What you should do |
Read the data and repeat it in full, exactly.

Records to process |
================

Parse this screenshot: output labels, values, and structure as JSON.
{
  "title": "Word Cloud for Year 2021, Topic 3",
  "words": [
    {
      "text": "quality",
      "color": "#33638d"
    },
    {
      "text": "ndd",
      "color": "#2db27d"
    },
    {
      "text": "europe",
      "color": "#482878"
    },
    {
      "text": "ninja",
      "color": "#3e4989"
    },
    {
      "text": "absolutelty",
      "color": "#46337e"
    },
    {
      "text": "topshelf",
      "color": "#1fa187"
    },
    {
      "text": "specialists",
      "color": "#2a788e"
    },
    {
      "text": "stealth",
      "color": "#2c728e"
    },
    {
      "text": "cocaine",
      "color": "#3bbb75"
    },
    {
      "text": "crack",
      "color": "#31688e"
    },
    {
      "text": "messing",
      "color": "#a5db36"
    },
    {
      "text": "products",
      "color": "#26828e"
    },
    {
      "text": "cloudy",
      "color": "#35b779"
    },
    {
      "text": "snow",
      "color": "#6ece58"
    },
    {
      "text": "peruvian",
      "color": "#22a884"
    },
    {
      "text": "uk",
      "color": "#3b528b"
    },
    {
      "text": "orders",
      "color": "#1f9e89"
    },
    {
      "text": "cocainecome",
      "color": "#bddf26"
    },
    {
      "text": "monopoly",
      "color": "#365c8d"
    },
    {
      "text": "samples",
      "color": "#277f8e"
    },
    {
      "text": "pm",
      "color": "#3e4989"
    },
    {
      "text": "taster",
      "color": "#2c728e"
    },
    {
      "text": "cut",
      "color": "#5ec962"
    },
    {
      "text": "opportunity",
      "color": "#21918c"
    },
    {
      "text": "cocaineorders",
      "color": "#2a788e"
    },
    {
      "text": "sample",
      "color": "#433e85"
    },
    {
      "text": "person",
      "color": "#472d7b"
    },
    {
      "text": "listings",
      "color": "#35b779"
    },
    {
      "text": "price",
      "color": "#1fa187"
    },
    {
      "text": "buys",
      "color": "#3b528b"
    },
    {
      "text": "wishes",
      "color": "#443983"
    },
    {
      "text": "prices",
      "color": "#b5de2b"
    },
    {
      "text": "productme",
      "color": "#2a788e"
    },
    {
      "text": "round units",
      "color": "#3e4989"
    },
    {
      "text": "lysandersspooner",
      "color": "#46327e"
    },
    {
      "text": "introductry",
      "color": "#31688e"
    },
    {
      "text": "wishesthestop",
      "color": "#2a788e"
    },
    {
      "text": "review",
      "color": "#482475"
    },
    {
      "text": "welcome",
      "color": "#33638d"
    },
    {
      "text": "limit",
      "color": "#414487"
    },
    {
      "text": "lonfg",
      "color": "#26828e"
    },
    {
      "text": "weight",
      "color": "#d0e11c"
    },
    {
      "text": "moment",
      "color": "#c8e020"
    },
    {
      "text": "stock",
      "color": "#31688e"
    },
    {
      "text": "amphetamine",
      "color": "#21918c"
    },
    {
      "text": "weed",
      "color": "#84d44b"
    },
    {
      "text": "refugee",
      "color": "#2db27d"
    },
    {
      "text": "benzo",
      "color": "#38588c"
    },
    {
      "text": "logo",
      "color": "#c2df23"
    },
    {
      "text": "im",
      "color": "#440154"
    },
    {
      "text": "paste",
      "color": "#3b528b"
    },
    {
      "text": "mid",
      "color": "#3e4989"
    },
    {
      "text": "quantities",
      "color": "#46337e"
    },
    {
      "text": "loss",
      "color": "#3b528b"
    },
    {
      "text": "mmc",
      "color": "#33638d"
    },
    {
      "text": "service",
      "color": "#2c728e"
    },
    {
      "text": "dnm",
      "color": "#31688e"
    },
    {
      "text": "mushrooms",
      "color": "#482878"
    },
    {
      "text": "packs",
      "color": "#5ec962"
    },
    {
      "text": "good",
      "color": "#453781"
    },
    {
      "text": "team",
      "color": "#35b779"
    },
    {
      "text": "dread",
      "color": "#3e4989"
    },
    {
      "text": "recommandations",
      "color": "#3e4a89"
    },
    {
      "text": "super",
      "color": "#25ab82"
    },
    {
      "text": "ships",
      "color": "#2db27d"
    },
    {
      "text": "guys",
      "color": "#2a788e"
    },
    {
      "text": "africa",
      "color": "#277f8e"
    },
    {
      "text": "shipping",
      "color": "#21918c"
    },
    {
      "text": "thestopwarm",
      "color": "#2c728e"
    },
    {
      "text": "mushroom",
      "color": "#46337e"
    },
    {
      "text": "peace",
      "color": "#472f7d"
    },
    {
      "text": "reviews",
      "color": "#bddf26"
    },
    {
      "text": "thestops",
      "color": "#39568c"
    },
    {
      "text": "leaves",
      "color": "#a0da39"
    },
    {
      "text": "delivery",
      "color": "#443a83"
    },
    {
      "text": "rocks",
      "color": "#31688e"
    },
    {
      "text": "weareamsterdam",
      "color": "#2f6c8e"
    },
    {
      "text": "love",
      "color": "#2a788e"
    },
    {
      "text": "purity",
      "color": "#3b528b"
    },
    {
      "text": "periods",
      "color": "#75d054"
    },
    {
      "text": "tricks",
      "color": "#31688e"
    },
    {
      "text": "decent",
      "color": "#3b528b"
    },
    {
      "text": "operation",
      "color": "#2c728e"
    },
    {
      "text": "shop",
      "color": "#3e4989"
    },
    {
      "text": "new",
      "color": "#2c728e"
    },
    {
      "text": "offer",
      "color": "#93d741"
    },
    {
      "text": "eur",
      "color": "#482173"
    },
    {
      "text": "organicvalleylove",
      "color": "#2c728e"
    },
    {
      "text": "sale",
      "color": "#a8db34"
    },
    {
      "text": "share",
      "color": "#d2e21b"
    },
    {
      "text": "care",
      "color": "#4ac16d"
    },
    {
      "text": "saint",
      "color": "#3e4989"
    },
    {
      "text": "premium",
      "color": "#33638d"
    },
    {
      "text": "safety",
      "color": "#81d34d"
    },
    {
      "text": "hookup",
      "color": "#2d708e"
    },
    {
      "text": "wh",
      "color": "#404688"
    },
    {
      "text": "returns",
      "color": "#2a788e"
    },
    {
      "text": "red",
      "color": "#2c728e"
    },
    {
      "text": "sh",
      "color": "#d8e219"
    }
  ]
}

================

Exercise solution |
Parse this screenshot: output labels, values, and structure as JSON.
{
  "title": "Word Cloud for Year 2021, Topic 3",
  "words": [
    {
      "text": "quality",
      "color": "#33638d"
    },
    {
      "text": "ndd",
      "color": "#2db27d"
    },
    {
      "text": "europe",
      "color": "#482878"
    },
    {
      "text": "ninja",
      "color": "#3e4989"
    },
    {
      "text": "absolutelty",
      "color": "#46337e"
    },
    {
      "text": "topshelf",
      "color": "#1fa187"
    },
    {
      "text": "specialists",
      "color": "#2a788e"
    },
    {
      "text": "stealth",
      "color": "#2c728e"
    },
    {
      "text": "cocaine",
      "color": "#3bbb75"
    },
    {
      "text": "crack",
      "color": "#31688e"
    },
    {
      "text": "messing",
      "color": "#a5db36"
    },
    {
      "text": "products",
      "color": "#26828e"
    },
    {
      "text": "cloudy",
      "color": "#35b779"
    },
    {
      "text": "snow",
      "color": "#6ece58"
    },
    {
      "text": "peruvian",
      "color": "#22a884"
    },
    {
      "text": "uk",
      "color": "#3b528b"
    },
    {
      "text": "orders",
      "color": "#1f9e89"
    },
    {
      "text": "cocainecome",
      "color": "#bddf26"
    },
    {
      "text": "monopoly",
      "color": "#365c8d"
    },
    {
      "text": "samples",
      "color": "#277f8e"
    },
    {
      "text": "pm",
      "color": "#3e4989"
    },
    {
      "text": "taster",
      "color": "#2c728e"
    },
    {
      "text": "cut",
      "color": "#5ec962"
    },
    {
      "text": "opportunity",
      "color": "#21918c"
    },
    {
      "text": "cocaineorders",
      "color": "#2a788e"
    },
    {
      "text": "sample",
      "color": "#433e85"
    },
    {
      "text": "person",
      "color": "#472d7b"
    },
    {
      "text": "listings",
      "color": "#35b779"
    },
    {
      "text": "price",
      "color": "#1fa187"
    },
    {
      "text": "buys",
      "color": "#3b528b"
    },
    {
      "text": "wishes",
      "color": "#443983"
    },
    {
      "text": "prices",
      "color": "#b5de2b"
    },
    {
      "text": "productme",
      "color": "#2a788e"
    },
    {
      "text": "round units",
      "color": "#3e4989"
    },
    {
      "text": "lysandersspooner",
      "color": "#46327e"
    },
    {
      "text": "introductry",
      "color": "#31688e"
    },
    {
      "text": "wishesthestop",
      "color": "#2a788e"
    },
    {
      "text": "review",
      "color": "#482475"
    },
    {
      "text": "welcome",
      "color": "#33638d"
    },
    {
      "text": "limit",
      "color": "#414487"
    },
    {
      "text": "lonfg",
      "color": "#26828e"
    },
    {
      "text": "weight",
      "color": "#d0e11c"
    },
    {
      "text": "moment",
      "color": "#c8e020"
    },
    {
      "text": "stock",
      "color": "#31688e"
    },
    {
      "text": "amphetamine",
      "color": "#21918c"
    },
    {
      "text": "weed",
      "color": "#84d44b"
    },
    {
      "text": "refugee",
      "color": "#2db27d"
    },
    {
      "text": "benzo",
      "color": "#38588c"
    },
    {
      "text": "logo",
      "color": "#c2df23"
    },
    {
      "text": "im",
      "color": "#440154"
    },
    {
      "text": "paste",
      "color": "#3b528b"
    },
    {
      "text": "mid",
      "color": "#3e4989"
    },
    {
      "text": "quantities",
      "color": "#46337e"
    },
    {
      "text": "loss",
      "color": "#3b528b"
    },
    {
      "text": "mmc",
      "color": "#33638d"
    },
    {
      "text": "service",
      "color": "#2c728e"
    },
    {
      "text": "dnm",
      "color": "#31688e"
    },
    {
      "text": "mushrooms",
      "color": "#482878"
    },
    {
      "text": "packs",
      "color": "#5ec962"
    },
    {
      "text": "good",
      "color": "#453781"
    },
    {
      "text": "team",
      "color": "#35b779"
    },
    {
      "text": "dread",
      "color": "#3e4989"
    },
    {
      "text": "recommandations",
      "color": "#3e4a89"
    },
    {
      "text": "super",
      "color": "#25ab82"
    },
    {
      "text": "ships",
      "color": "#2db27d"
    },
    {
      "text": "guys",
      "color": "#2a788e"
    },
    {
      "text": "africa",
      "color": "#277f8e"
    },
    {
      "text": "shipping",
      "color": "#21918c"
    },
    {
      "text": "thestopwarm",
      "color": "#2c728e"
    },
    {
      "text": "mushroom",
      "color": "#46337e"
    },
    {
      "text": "peace",
      "color": "#472f7d"
    },
    {
      "text": "reviews",
      "color": "#bddf26"
    },
    {
      "text": "thestops",
      "color": "#39568c"
    },
    {
      "text": "leaves",
      "color": "#a0da39"
    },
    {
      "text": "delivery",
      "color": "#443a83"
    },
    {
      "text": "rocks",
      "color": "#31688e"
    },
    {
      "text": "weareamsterdam",
      "color": "#2f6c8e"
    },
    {
      "text": "love",
      "color": "#2a788e"
    },
    {
      "text": "purity",
      "color": "#3b528b"
    },
    {
      "text": "periods",
      "color": "#75d054"
    },
    {
      "text": "tricks",
      "color": "#31688e"
    },
    {
      "text": "decent",
      "color": "#3b528b"
    },
    {
      "text": "operation",
      "color": "#2c728e"
    },
    {
      "text": "shop",
      "color": "#3e4989"
    },
    {
      "text": "new",
      "color": "#2c728e"
    },
    {
      "text": "offer",
      "color": "#93d741"
    },
    {
      "text": "eur",
      "color": "#482173"
    },
    {
      "text": "organicvalleylove",
      "color": "#2c728e"
    },
    {
      "text": "sale",
      "color": "#a8db34"
    },
    {
      "text": "share",
      "color": "#d2e21b"
    },
    {
      "text": "care",
      "color": "#4ac16d"
    },
    {
      "text": "saint",
      "color": "#3e4989"
    },
    {
      "text": "premium",
      "color": "#33638d"
    },
    {
      "text": "safety",
      "color": "#81d34d"
    },
    {
      "text": "hookup",
      "color": "#2d708e"
    },
    {
      "text": "wh",
      "color": "#404688"
    },
    {
      "text": "returns",
      "color": "#2a788e"
    },
    {
      "text": "red",
      "color": "#2c728e"
    },
    {
      "text": "sh",
      "color": "#d8e219"
    }
  ]
}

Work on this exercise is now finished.